Material for this task —

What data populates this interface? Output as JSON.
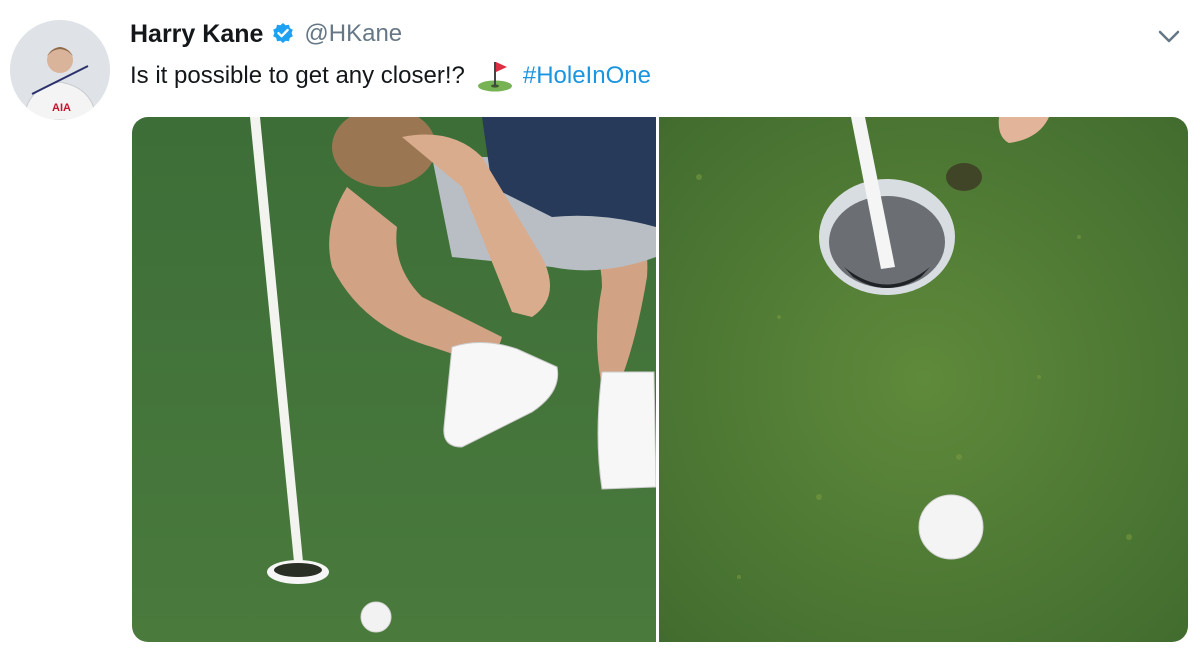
{
  "tweet": {
    "author_name": "Harry Kane",
    "handle": "@HKane",
    "text_main": "Is it possible to get any closer!?",
    "hashtag": "#HoleInOne",
    "avatar_shirt_text": "AIA"
  },
  "icons": {
    "verified": "verified-badge-icon",
    "menu": "chevron-down-icon",
    "emoji": "golf-flag-emoji"
  },
  "colors": {
    "text": "#14171a",
    "secondary": "#657786",
    "link": "#1b95e0",
    "verified": "#1da1f2"
  },
  "media": {
    "photos": [
      "golfer-crouching-near-hole",
      "ball-near-hole-closeup"
    ]
  }
}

Task to complete — Keep the pictures out of your copy, and repeat every entry above exactly.

Answer below —
What data populates this interface? Output as JSON.
{
  "tweet": {
    "author_name": "Harry Kane",
    "handle": "@HKane",
    "text_main": "Is it possible to get any closer!?",
    "hashtag": "#HoleInOne",
    "avatar_shirt_text": "AIA"
  },
  "icons": {
    "verified": "verified-badge-icon",
    "menu": "chevron-down-icon",
    "emoji": "golf-flag-emoji"
  },
  "colors": {
    "text": "#14171a",
    "secondary": "#657786",
    "link": "#1b95e0",
    "verified": "#1da1f2"
  },
  "media": {
    "photos": [
      "golfer-crouching-near-hole",
      "ball-near-hole-closeup"
    ]
  }
}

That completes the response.